[Extracted data entries]
◇ ◇ ◇ ◇

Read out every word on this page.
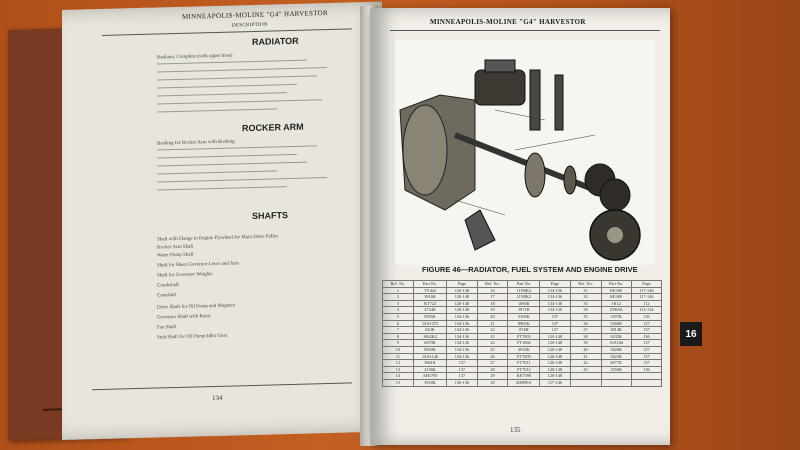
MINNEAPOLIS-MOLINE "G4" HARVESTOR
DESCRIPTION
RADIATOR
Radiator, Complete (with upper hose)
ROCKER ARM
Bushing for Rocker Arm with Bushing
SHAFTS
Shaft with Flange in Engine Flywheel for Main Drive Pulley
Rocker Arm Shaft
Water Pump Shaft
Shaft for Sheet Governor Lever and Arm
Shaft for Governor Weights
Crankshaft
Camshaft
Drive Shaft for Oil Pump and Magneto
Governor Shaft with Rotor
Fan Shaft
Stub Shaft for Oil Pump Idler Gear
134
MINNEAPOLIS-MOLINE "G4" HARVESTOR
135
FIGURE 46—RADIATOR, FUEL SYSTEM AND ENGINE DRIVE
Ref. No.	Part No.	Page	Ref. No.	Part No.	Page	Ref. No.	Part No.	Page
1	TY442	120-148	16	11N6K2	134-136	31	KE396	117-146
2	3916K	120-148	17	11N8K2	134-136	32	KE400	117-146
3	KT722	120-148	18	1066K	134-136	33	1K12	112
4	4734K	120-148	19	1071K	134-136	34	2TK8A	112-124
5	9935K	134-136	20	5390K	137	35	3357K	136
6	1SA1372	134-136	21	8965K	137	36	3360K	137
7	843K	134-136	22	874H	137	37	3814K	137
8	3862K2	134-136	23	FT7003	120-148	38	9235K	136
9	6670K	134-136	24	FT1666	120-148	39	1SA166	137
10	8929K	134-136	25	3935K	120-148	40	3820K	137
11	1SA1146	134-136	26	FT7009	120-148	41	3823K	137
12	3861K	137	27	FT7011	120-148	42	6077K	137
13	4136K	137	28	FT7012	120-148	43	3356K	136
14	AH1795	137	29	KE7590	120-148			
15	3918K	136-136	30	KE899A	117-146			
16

◇ ◇ ◇ ◇

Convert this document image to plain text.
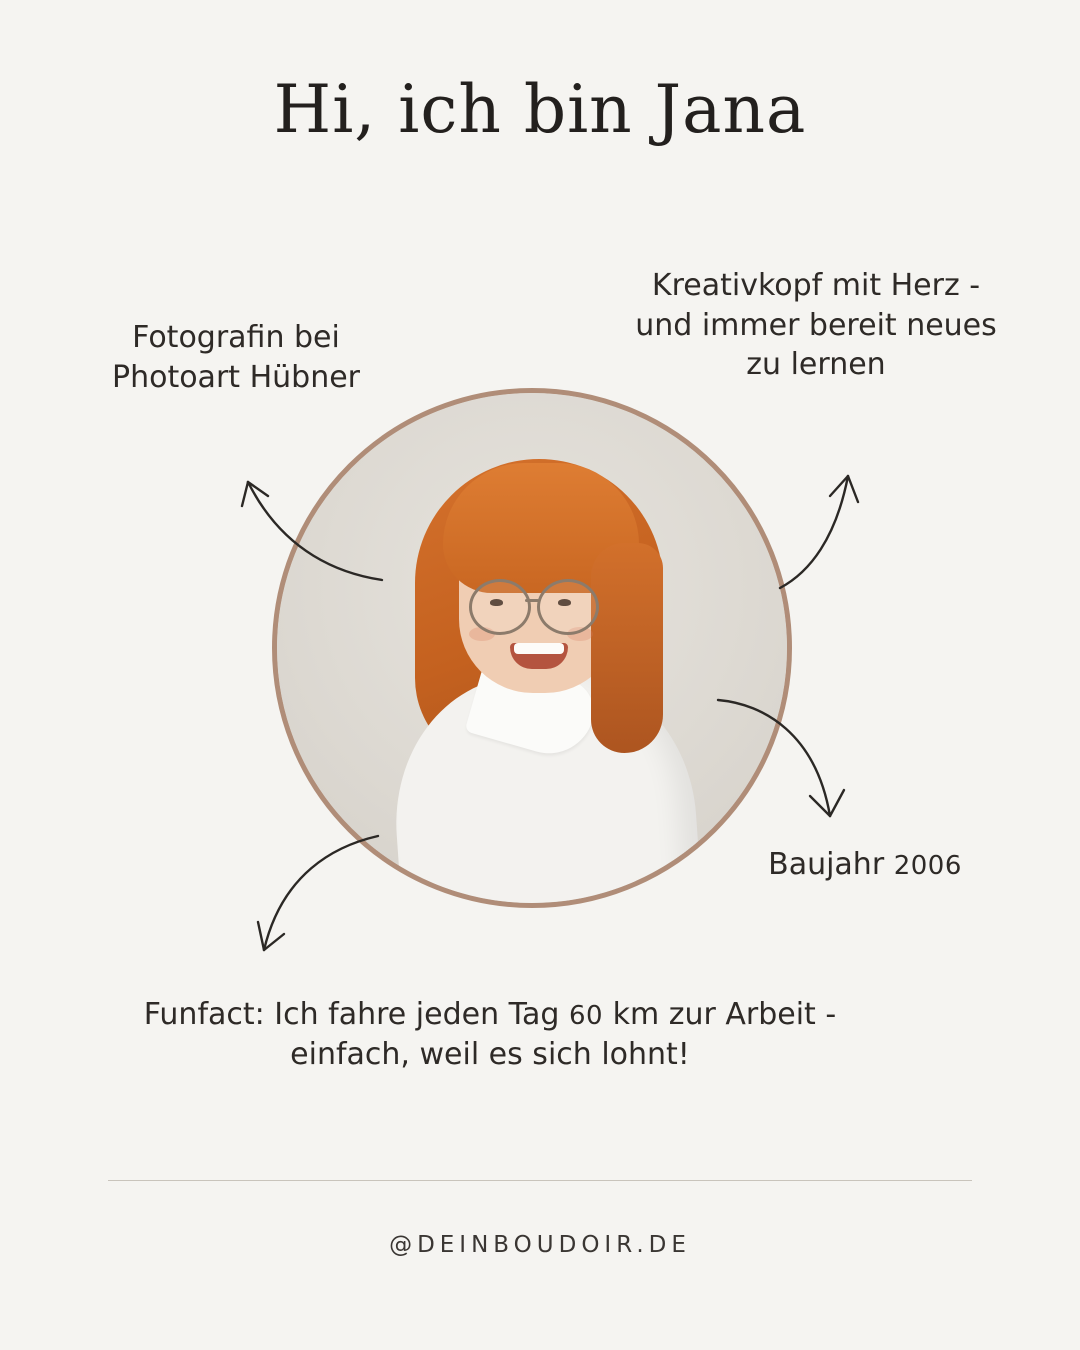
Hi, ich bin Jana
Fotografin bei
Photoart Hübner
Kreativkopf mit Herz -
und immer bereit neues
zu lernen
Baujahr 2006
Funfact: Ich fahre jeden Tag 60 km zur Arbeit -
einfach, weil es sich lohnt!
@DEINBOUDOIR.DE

◇ ◇ ◇ ◇

§ Exercise directions: Identify each line containing the string "Pump" and copy it out.

§ Completed exercise:
Water Pump Shaft
Drive Shaft for Oil Pump and Magneto
Stub Shaft for Oil Pump Idler Gear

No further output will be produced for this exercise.